* TO BE DONE
Extract every line where the string "Output" appears.

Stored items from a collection
----
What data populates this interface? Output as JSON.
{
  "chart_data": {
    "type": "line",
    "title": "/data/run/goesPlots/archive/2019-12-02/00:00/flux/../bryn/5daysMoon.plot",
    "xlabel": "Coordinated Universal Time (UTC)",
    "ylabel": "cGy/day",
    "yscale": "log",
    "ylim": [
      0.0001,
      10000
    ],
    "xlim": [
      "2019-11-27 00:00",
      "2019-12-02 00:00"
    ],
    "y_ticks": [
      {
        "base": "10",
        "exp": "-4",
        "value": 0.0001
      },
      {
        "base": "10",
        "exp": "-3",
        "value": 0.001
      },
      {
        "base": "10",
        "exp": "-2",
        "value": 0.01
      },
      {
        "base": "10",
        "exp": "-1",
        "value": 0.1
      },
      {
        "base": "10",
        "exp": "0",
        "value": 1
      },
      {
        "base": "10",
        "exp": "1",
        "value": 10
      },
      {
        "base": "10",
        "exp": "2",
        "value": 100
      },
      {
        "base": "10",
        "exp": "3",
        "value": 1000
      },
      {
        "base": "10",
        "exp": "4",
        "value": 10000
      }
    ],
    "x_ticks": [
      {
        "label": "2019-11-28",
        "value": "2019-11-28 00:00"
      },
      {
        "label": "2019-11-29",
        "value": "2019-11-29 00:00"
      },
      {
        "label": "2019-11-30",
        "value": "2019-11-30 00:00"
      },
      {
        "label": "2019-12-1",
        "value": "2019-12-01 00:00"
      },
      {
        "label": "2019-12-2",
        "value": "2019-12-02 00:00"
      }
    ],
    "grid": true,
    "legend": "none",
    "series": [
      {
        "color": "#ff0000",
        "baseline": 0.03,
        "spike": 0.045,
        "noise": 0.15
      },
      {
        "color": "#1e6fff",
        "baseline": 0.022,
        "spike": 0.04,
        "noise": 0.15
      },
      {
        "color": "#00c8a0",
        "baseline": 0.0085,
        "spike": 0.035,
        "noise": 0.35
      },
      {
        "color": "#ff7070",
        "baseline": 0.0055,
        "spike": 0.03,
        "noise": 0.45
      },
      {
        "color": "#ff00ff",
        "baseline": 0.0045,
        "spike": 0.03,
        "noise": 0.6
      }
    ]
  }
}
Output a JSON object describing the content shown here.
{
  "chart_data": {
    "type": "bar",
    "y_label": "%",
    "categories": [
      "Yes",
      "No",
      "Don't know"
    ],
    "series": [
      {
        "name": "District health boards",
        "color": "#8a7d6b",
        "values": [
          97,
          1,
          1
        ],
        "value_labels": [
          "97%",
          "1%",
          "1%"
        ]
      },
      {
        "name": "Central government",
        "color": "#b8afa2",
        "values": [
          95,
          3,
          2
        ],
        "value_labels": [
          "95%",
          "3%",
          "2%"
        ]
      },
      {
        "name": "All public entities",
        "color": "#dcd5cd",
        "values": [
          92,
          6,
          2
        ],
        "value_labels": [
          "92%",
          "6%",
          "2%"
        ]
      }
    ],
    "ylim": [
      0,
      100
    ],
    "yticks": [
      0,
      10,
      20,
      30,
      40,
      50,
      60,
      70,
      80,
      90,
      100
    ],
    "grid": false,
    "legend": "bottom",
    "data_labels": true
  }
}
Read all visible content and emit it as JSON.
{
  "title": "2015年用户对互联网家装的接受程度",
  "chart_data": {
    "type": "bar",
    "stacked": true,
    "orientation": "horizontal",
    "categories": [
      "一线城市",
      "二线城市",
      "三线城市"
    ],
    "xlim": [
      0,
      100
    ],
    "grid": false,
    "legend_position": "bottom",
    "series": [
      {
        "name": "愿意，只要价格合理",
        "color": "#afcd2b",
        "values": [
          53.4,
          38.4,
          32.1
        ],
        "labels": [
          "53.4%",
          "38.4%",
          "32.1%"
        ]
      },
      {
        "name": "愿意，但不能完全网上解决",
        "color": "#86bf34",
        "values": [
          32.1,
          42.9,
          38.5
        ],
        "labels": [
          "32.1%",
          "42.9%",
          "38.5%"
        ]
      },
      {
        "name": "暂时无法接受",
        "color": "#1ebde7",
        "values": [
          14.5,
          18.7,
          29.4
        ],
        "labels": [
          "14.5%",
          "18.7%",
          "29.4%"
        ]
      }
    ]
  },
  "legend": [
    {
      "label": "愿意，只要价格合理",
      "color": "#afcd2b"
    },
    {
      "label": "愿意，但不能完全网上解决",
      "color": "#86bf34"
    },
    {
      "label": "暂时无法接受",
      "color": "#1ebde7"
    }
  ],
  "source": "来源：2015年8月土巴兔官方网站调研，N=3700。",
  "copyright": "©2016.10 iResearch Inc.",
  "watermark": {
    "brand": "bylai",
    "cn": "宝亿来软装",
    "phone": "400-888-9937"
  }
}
----
* RESULT OF THIS EXERCISE
What data populates this interface? Output as JSON.
Output a JSON object describing the content shown here.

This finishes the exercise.